▶ [Objective]: Drop the images; return everything else in the listing below exactly.

— START —

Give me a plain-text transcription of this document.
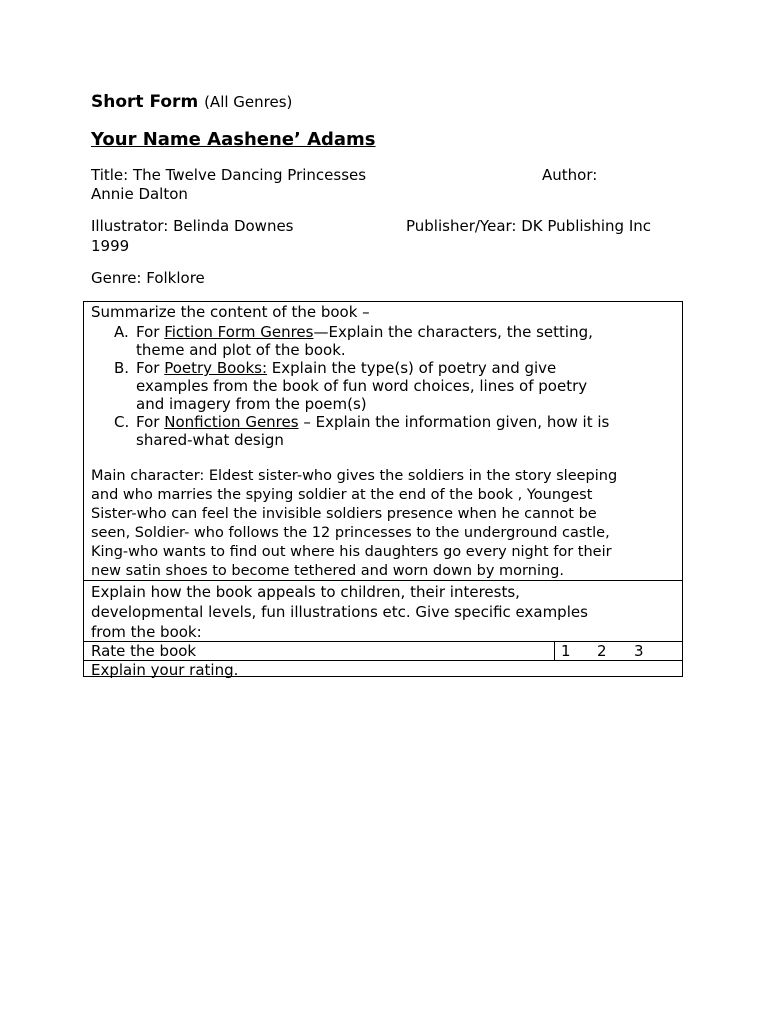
Short Form (All Genres)
Your Name Aashene’ Adams
Title: The Twelve Dancing Princesses	Author:
Annie Dalton
Illustrator: Belinda Downes	Publisher/Year: DK Publishing Inc
1999
Genre: Folklore
Summarize the content of the book –
A. For Fiction Form Genres—Explain the characters, the setting,
theme and plot of the book.
B. For Poetry Books: Explain the type(s) of poetry and give
examples from the book of fun word choices, lines of poetry
and imagery from the poem(s)
C. For Nonfiction Genres – Explain the information given, how it is
shared-what design
Main character: Eldest sister-who gives the soldiers in the story sleeping
and who marries the spying soldier at the end of the book , Youngest
Sister-who can feel the invisible soldiers presence when he cannot be
seen, Soldier- who follows the 12 princesses to the underground castle,
King-who wants to find out where his daughters go every night for their
new satin shoes to become tethered and worn down by morning.
Explain how the book appeals to children, their interests,
developmental levels, fun illustrations etc. Give specific examples
from the book:
Rate the book	1 2 3
Explain your rating.
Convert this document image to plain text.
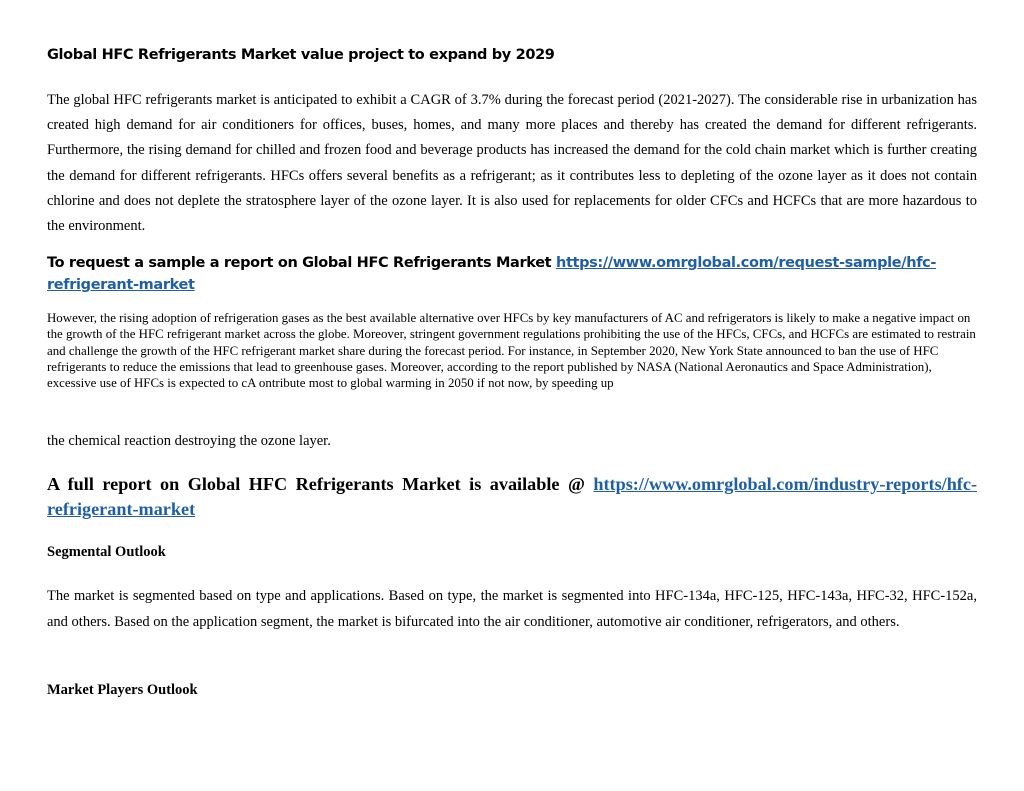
Global HFC Refrigerants Market value project to expand by 2029

The global HFC refrigerants market is anticipated to exhibit a CAGR of 3.7% during the forecast period (2021-2027). The considerable rise in urbanization has created high demand for air conditioners for offices, buses, homes, and many more places and thereby has created the demand for different refrigerants. Furthermore, the rising demand for chilled and frozen food and beverage products has increased the demand for the cold chain market which is further creating the demand for different refrigerants. HFCs offers several benefits as a refrigerant; as it contributes less to depleting of the ozone layer as it does not contain chlorine and does not deplete the stratosphere layer of the ozone layer. It is also used for replacements for older CFCs and HCFCs that are more hazardous to the environment.

To request a sample a report on Global HFC Refrigerants Market https://www.omrglobal.com/request-sample/hfc-refrigerant-market

However, the rising adoption of refrigeration gases as the best available alternative over HFCs by key manufacturers of AC and refrigerators is likely to make a negative impact on the growth of the HFC refrigerant market across the globe. Moreover, stringent government regulations prohibiting the use of the HFCs, CFCs, and HCFCs are estimated to restrain and challenge the growth of the HFC refrigerant market share during the forecast period. For instance, in September 2020, New York State announced to ban the use of HFC refrigerants to reduce the emissions that lead to greenhouse gases. Moreover, according to the report published by NASA (National Aeronautics and Space Administration), excessive use of HFCs is expected to cA ontribute most to global warming in 2050 if not now, by speeding up

the chemical reaction destroying the ozone layer.

A full report on Global HFC Refrigerants Market is available @ https://www.omrglobal.com/industry-reports/hfc-refrigerant-market

Segmental Outlook

The market is segmented based on type and applications. Based on type, the market is segmented into HFC-134a, HFC-125, HFC-143a, HFC-32, HFC-152a, and others. Based on the application segment, the market is bifurcated into the air conditioner, automotive air conditioner, refrigerators, and others.

Market Players Outlook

— END —

▶ [Completed task]:
Give me a plain-text transcription of this document.
Short Form (All Genres)
Your Name Aashene’ Adams
Title: The Twelve Dancing Princesses	Author:
Annie Dalton
Illustrator: Belinda Downes	Publisher/Year: DK Publishing Inc
1999
Genre: Folklore
Summarize the content of the book –
A. For Fiction Form Genres—Explain the characters, the setting,
theme and plot of the book.
B. For Poetry Books: Explain the type(s) of poetry and give
examples from the book of fun word choices, lines of poetry
and imagery from the poem(s)
C. For Nonfiction Genres – Explain the information given, how it is
shared-what design
Main character: Eldest sister-who gives the soldiers in the story sleeping
and who marries the spying soldier at the end of the book , Youngest
Sister-who can feel the invisible soldiers presence when he cannot be
seen, Soldier- who follows the 12 princesses to the underground castle,
King-who wants to find out where his daughters go every night for their
new satin shoes to become tethered and worn down by morning.
Explain how the book appeals to children, their interests,
developmental levels, fun illustrations etc. Give specific examples
from the book:
Rate the book	1 2 3
Explain your rating.
Convert this document image to plain text.
Global HFC Refrigerants Market value project to expand by 2029

The global HFC refrigerants market is anticipated to exhibit a CAGR of 3.7% during the forecast period (2021-2027). The considerable rise in urbanization has created high demand for air conditioners for offices, buses, homes, and many more places and thereby has created the demand for different refrigerants. Furthermore, the rising demand for chilled and frozen food and beverage products has increased the demand for the cold chain market which is further creating the demand for different refrigerants. HFCs offers several benefits as a refrigerant; as it contributes less to depleting of the ozone layer as it does not contain chlorine and does not deplete the stratosphere layer of the ozone layer. It is also used for replacements for older CFCs and HCFCs that are more hazardous to the environment.

To request a sample a report on Global HFC Refrigerants Market https://www.omrglobal.com/request-sample/hfc-refrigerant-market

However, the rising adoption of refrigeration gases as the best available alternative over HFCs by key manufacturers of AC and refrigerators is likely to make a negative impact on the growth of the HFC refrigerant market across the globe. Moreover, stringent government regulations prohibiting the use of the HFCs, CFCs, and HCFCs are estimated to restrain and challenge the growth of the HFC refrigerant market share during the forecast period. For instance, in September 2020, New York State announced to ban the use of HFC refrigerants to reduce the emissions that lead to greenhouse gases. Moreover, according to the report published by NASA (National Aeronautics and Space Administration), excessive use of HFCs is expected to cA ontribute most to global warming in 2050 if not now, by speeding up

the chemical reaction destroying the ozone layer.

A full report on Global HFC Refrigerants Market is available @ https://www.omrglobal.com/industry-reports/hfc-refrigerant-market

Segmental Outlook

The market is segmented based on type and applications. Based on type, the market is segmented into HFC-134a, HFC-125, HFC-143a, HFC-32, HFC-152a, and others. Based on the application segment, the market is bifurcated into the air conditioner, automotive air conditioner, refrigerators, and others.

Market Players Outlook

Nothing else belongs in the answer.